## PROMPT
Omit the pictures and output every entry below exactly as written.
** start DATA LINES **
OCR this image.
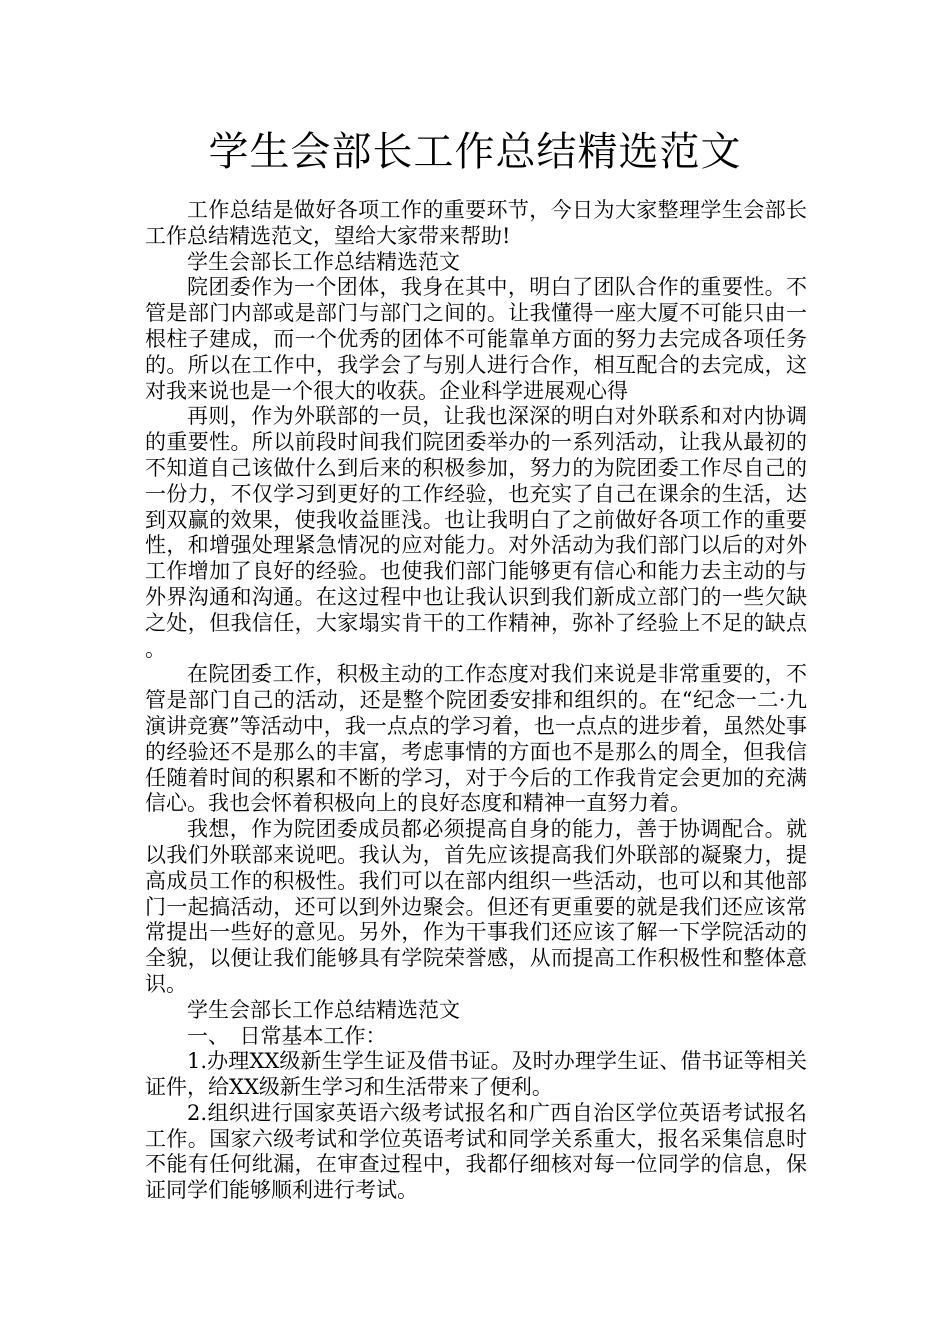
学生会部长工作总结精选范文

工作总结是做好各项工作的重要环节，今日为大家整理学生会部长工作总结精选范文，望给大家带来帮助!

学生会部长工作总结精选范文

院团委作为一个团体，我身在其中，明白了团队合作的重要性。不管是部门内部或是部门与部门之间的。让我懂得一座大厦不可能只由一根柱子建成，而一个优秀的团体不可能靠单方面的努力去完成各项任务的。所以在工作中，我学会了与别人进行合作，相互配合的去完成，这对我来说也是一个很大的收获。企业科学进展观心得

再则，作为外联部的一员，让我也深深的明白对外联系和对内协调的重要性。所以前段时间我们院团委举办的一系列活动，让我从最初的不知道自己该做什么到后来的积极参加，努力的为院团委工作尽自己的一份力，不仅学习到更好的工作经验，也充实了自己在课余的生活，达到双赢的效果，使我收益匪浅。也让我明白了之前做好各项工作的重要性，和增强处理紧急情况的应对能力。对外活动为我们部门以后的对外工作增加了良好的经验。也使我们部门能够更有信心和能力去主动的与外界沟通和沟通。在这过程中也让我认识到我们新成立部门的一些欠缺之处，但我信任，大家塌实肯干的工作精神，弥补了经验上不足的缺点。

在院团委工作，积极主动的工作态度对我们来说是非常重要的，不管是部门自己的活动，还是整个院团委安排和组织的。在“纪念一二·九演讲竞赛”等活动中，我一点点的学习着，也一点点的进步着，虽然处事的经验还不是那么的丰富，考虑事情的方面也不是那么的周全，但我信任随着时间的积累和不断的学习，对于今后的工作我肯定会更加的充满信心。我也会怀着积极向上的良好态度和精神一直努力着。

我想，作为院团委成员都必须提高自身的能力，善于协调配合。就以我们外联部来说吧。我认为，首先应该提高我们外联部的凝聚力，提高成员工作的积极性。我们可以在部内组织一些活动，也可以和其他部门一起搞活动，还可以到外边聚会。但还有更重要的就是我们还应该常常提出一些好的意见。另外，作为干事我们还应该了解一下学院活动的全貌，以便让我们能够具有学院荣誉感，从而提高工作积极性和整体意识。

学生会部长工作总结精选范文

一、　日常基本工作：

1.办理XX级新生学生证及借书证。及时办理学生证、借书证等相关证件，给XX级新生学习和生活带来了便利。

2.组织进行国家英语六级考试报名和广西自治区学位英语考试报名工作。国家六级考试和学位英语考试和同学关系重大，报名采集信息时不能有任何纰漏，在审查过程中，我都仔细核对每一位同学的信息，保证同学们能够顺利进行考试。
** end DATA LINES **
## RESPONSE
OCR this image.
学生会部长工作总结精选范文

工作总结是做好各项工作的重要环节，今日为大家整理学生会部长工作总结精选范文，望给大家带来帮助!

学生会部长工作总结精选范文

院团委作为一个团体，我身在其中，明白了团队合作的重要性。不管是部门内部或是部门与部门之间的。让我懂得一座大厦不可能只由一根柱子建成，而一个优秀的团体不可能靠单方面的努力去完成各项任务的。所以在工作中，我学会了与别人进行合作，相互配合的去完成，这对我来说也是一个很大的收获。企业科学进展观心得

再则，作为外联部的一员，让我也深深的明白对外联系和对内协调的重要性。所以前段时间我们院团委举办的一系列活动，让我从最初的不知道自己该做什么到后来的积极参加，努力的为院团委工作尽自己的一份力，不仅学习到更好的工作经验，也充实了自己在课余的生活，达到双赢的效果，使我收益匪浅。也让我明白了之前做好各项工作的重要性，和增强处理紧急情况的应对能力。对外活动为我们部门以后的对外工作增加了良好的经验。也使我们部门能够更有信心和能力去主动的与外界沟通和沟通。在这过程中也让我认识到我们新成立部门的一些欠缺之处，但我信任，大家塌实肯干的工作精神，弥补了经验上不足的缺点。

在院团委工作，积极主动的工作态度对我们来说是非常重要的，不管是部门自己的活动，还是整个院团委安排和组织的。在“纪念一二·九演讲竞赛”等活动中，我一点点的学习着，也一点点的进步着，虽然处事的经验还不是那么的丰富，考虑事情的方面也不是那么的周全，但我信任随着时间的积累和不断的学习，对于今后的工作我肯定会更加的充满信心。我也会怀着积极向上的良好态度和精神一直努力着。

我想，作为院团委成员都必须提高自身的能力，善于协调配合。就以我们外联部来说吧。我认为，首先应该提高我们外联部的凝聚力，提高成员工作的积极性。我们可以在部内组织一些活动，也可以和其他部门一起搞活动，还可以到外边聚会。但还有更重要的就是我们还应该常常提出一些好的意见。另外，作为干事我们还应该了解一下学院活动的全貌，以便让我们能够具有学院荣誉感，从而提高工作积极性和整体意识。

学生会部长工作总结精选范文

一、　日常基本工作：

1.办理XX级新生学生证及借书证。及时办理学生证、借书证等相关证件，给XX级新生学习和生活带来了便利。

2.组织进行国家英语六级考试报名和广西自治区学位英语考试报名工作。国家六级考试和学位英语考试和同学关系重大，报名采集信息时不能有任何纰漏，在审查过程中，我都仔细核对每一位同学的信息，保证同学们能够顺利进行考试。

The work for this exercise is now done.